(Rows from a figure dataset)
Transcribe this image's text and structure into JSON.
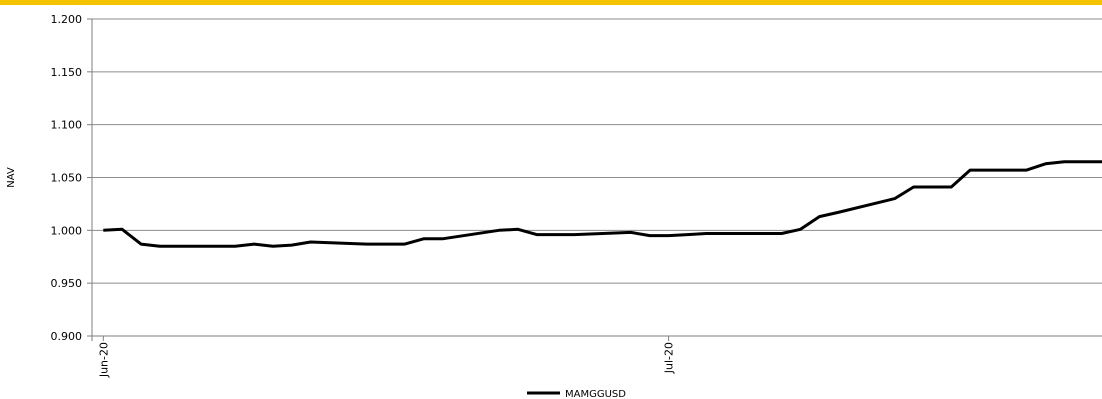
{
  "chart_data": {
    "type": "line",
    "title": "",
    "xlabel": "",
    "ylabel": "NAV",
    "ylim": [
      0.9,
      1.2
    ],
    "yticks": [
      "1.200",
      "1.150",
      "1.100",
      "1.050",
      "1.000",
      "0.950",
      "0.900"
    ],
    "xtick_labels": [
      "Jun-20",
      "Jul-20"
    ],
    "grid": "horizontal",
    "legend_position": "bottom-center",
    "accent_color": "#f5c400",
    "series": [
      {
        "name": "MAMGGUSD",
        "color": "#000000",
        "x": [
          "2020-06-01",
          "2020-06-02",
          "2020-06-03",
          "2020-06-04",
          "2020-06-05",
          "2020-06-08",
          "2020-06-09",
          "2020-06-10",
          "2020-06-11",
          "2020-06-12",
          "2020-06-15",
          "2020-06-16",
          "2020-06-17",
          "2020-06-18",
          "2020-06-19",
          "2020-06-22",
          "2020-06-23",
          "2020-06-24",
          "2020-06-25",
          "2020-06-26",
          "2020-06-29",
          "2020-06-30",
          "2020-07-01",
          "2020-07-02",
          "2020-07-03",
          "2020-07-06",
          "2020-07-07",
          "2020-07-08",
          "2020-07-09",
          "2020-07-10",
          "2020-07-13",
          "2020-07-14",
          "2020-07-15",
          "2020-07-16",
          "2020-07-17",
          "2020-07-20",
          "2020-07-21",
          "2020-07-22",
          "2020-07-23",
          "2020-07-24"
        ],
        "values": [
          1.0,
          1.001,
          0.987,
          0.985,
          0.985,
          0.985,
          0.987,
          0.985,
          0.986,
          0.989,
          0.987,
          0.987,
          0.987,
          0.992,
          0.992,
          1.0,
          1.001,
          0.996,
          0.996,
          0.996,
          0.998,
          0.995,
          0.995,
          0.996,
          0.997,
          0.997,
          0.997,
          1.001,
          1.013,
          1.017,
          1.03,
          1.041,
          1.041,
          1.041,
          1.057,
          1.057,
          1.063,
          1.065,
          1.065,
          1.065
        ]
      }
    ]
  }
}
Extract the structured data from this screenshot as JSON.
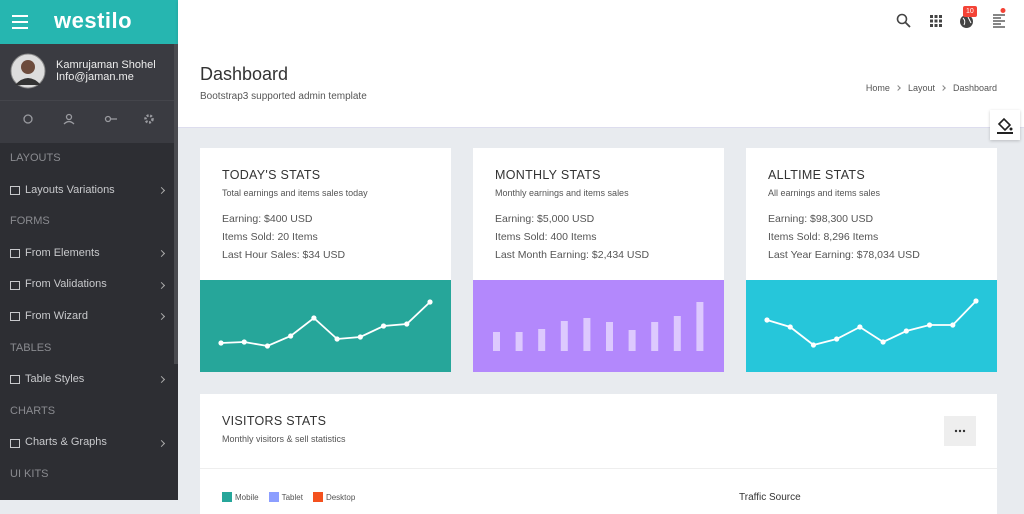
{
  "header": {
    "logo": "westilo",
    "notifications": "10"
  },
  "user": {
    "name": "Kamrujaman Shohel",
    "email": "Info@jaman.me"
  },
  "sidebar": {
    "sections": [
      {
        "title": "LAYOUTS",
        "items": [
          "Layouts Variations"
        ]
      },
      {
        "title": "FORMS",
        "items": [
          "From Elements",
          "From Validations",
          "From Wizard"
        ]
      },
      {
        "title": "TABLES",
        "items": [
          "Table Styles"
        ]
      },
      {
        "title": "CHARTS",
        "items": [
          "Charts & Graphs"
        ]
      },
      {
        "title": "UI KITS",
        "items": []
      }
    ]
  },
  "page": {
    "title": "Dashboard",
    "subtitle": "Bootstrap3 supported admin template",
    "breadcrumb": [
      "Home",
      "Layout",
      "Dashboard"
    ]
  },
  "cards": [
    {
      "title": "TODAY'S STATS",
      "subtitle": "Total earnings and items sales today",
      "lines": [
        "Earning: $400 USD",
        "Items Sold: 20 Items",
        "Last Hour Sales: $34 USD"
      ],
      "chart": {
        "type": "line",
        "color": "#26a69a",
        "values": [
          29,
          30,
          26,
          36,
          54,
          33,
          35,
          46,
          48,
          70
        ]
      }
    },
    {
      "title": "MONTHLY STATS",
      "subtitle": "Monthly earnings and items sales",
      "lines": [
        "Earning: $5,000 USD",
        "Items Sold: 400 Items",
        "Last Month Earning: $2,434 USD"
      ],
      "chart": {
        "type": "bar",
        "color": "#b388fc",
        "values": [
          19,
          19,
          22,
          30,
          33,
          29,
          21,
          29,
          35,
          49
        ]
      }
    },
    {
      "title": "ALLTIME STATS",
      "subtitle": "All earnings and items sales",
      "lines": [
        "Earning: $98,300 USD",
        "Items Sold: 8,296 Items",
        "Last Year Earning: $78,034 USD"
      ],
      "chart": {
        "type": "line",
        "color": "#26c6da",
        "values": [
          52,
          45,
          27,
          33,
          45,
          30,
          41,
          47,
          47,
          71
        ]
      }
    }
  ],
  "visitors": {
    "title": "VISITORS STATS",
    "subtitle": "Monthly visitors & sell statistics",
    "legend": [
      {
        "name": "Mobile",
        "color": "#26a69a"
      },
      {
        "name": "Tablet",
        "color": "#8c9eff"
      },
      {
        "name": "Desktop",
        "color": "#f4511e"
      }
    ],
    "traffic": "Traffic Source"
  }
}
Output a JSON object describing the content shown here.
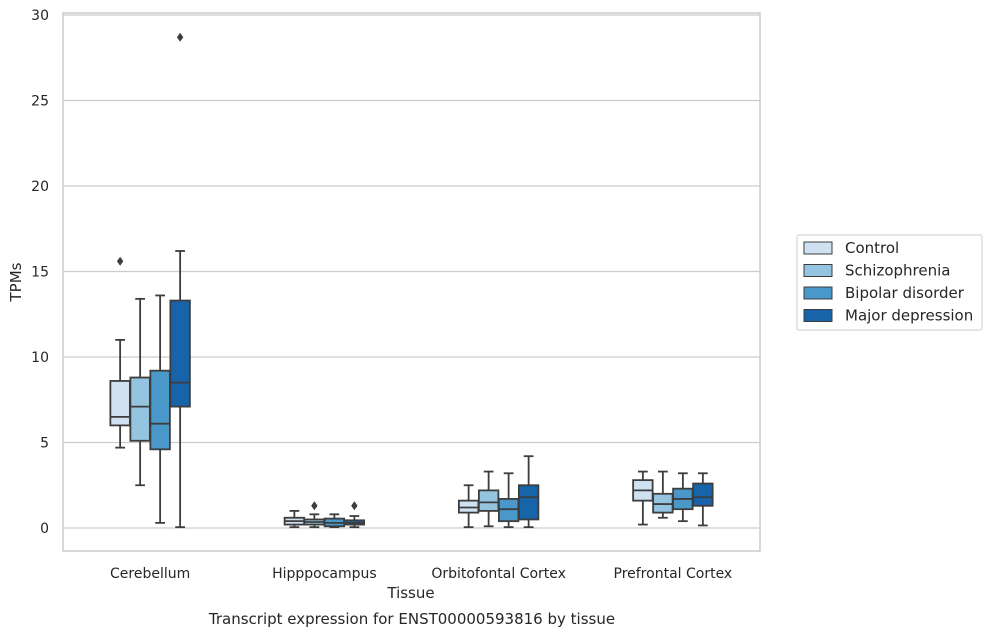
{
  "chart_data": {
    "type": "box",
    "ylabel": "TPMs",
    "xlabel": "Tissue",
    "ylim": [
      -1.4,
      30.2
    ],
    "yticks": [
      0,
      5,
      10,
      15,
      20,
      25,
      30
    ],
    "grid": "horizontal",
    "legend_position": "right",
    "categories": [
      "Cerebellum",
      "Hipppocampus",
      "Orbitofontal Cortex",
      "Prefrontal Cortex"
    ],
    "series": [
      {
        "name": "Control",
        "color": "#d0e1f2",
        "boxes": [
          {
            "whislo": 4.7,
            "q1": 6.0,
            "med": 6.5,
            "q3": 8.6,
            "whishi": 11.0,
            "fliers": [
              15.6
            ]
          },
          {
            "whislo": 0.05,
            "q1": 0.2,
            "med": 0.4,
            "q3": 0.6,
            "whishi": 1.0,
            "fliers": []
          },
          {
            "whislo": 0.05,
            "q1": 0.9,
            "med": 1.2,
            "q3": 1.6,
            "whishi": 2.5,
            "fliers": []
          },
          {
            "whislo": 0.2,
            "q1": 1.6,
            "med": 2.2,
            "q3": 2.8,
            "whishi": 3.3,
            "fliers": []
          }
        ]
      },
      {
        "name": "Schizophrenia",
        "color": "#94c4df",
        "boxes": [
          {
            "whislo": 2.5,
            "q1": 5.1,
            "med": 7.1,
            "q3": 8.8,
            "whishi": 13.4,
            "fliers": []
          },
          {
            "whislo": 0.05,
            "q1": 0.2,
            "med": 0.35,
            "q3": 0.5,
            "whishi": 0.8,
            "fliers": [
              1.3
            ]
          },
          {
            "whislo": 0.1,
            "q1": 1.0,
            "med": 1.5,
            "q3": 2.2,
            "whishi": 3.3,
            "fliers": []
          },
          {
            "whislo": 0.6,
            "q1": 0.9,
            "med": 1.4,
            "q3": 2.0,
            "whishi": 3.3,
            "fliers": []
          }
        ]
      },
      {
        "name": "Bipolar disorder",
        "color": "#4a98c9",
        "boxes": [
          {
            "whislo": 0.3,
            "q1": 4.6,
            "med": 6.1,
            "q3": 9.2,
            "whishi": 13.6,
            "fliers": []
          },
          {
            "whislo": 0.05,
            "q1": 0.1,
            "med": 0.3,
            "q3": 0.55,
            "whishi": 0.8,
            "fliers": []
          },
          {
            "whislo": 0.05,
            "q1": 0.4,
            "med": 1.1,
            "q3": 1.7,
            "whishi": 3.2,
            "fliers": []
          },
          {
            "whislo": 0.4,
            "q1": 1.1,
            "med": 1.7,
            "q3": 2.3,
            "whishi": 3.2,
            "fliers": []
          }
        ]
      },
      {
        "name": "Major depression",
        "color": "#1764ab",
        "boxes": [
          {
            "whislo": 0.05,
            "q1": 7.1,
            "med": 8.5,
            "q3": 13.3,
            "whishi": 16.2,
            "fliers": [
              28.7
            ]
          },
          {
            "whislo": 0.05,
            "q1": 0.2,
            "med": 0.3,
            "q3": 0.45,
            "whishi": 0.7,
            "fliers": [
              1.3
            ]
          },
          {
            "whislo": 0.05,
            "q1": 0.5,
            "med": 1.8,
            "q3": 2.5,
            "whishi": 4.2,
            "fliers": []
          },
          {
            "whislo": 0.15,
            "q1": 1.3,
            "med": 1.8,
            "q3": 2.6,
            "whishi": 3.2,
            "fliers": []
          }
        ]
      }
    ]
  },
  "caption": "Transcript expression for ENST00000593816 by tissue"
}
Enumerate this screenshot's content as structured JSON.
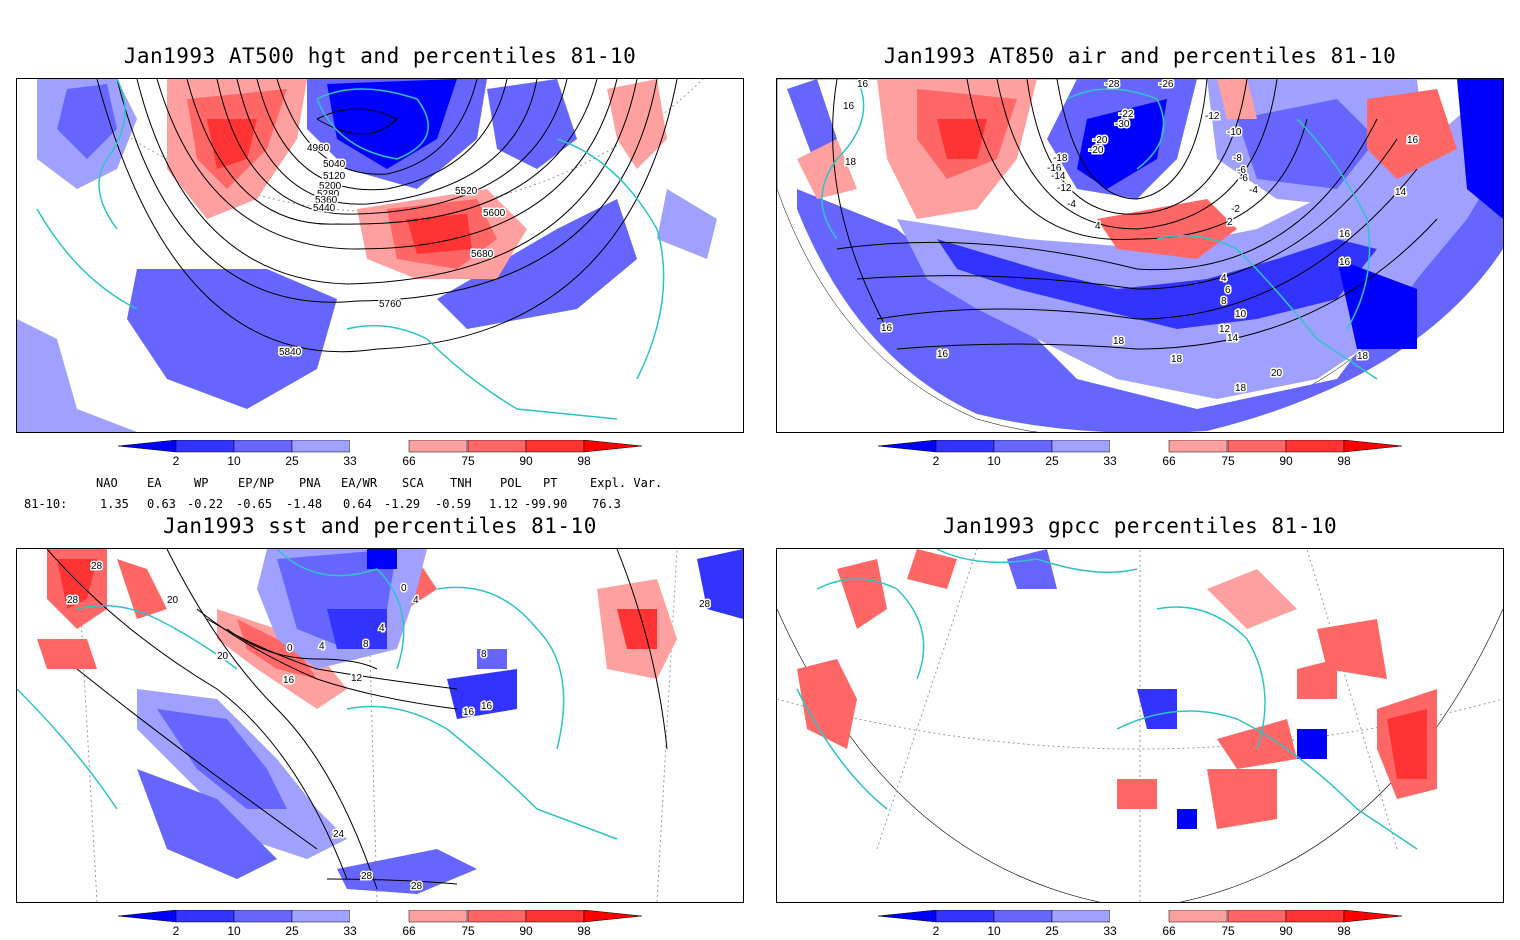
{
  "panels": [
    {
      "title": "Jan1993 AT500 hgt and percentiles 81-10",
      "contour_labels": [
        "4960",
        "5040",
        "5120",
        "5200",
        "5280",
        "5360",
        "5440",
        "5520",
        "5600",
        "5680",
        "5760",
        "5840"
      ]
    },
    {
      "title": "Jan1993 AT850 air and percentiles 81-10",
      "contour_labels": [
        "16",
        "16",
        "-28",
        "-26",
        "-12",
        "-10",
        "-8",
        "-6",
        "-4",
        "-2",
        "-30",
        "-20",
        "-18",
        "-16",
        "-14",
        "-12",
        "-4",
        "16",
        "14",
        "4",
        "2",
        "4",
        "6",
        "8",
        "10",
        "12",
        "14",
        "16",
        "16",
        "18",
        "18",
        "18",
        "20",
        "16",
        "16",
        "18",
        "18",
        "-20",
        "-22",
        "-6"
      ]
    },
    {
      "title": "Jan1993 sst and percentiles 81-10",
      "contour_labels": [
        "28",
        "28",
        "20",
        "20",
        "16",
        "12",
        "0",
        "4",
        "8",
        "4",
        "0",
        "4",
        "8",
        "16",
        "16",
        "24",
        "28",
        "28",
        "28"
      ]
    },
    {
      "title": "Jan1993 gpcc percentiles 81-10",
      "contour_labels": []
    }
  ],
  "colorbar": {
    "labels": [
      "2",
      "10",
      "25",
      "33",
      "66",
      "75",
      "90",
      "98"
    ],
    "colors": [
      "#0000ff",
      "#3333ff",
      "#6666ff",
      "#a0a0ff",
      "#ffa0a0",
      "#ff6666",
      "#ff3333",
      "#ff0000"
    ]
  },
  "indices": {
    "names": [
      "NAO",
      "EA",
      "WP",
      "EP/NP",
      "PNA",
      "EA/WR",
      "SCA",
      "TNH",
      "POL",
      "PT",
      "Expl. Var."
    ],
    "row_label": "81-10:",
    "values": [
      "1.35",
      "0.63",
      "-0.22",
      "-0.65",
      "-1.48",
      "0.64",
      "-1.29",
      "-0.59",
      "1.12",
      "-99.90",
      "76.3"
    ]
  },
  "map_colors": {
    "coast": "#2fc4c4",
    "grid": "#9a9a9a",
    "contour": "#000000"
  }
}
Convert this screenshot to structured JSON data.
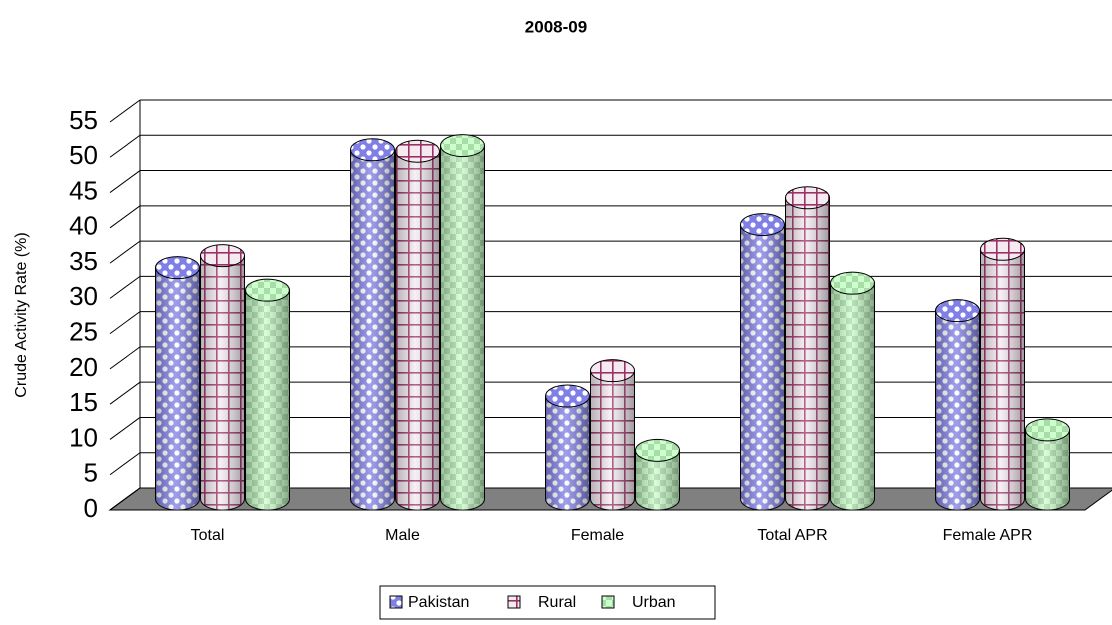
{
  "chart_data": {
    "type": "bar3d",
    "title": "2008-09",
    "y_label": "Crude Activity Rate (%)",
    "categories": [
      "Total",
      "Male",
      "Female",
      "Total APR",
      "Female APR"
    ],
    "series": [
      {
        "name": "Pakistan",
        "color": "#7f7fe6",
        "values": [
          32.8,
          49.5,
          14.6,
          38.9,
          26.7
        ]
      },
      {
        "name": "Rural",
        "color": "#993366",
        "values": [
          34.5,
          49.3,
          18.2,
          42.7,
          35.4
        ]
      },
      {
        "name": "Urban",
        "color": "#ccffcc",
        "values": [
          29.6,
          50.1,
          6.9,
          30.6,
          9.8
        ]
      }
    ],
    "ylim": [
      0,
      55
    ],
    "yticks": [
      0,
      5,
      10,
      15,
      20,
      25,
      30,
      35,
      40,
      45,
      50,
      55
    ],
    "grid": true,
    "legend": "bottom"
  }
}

EXERCISE:
Each line from the one that contains "Convert this screenshot" through the end of the records should be restated exactly; include both end lines and leave any pictures out.

RESPONSE FOR THIS EXERCISE:
Convert this screenshot to structured JSON data.
{
  "chart_data": {
    "type": "bar3d",
    "title": "2008-09",
    "y_label": "Crude Activity Rate (%)",
    "categories": [
      "Total",
      "Male",
      "Female",
      "Total APR",
      "Female APR"
    ],
    "series": [
      {
        "name": "Pakistan",
        "color": "#7f7fe6",
        "values": [
          32.8,
          49.5,
          14.6,
          38.9,
          26.7
        ]
      },
      {
        "name": "Rural",
        "color": "#993366",
        "values": [
          34.5,
          49.3,
          18.2,
          42.7,
          35.4
        ]
      },
      {
        "name": "Urban",
        "color": "#ccffcc",
        "values": [
          29.6,
          50.1,
          6.9,
          30.6,
          9.8
        ]
      }
    ],
    "ylim": [
      0,
      55
    ],
    "yticks": [
      0,
      5,
      10,
      15,
      20,
      25,
      30,
      35,
      40,
      45,
      50,
      55
    ],
    "grid": true,
    "legend": "bottom"
  }
}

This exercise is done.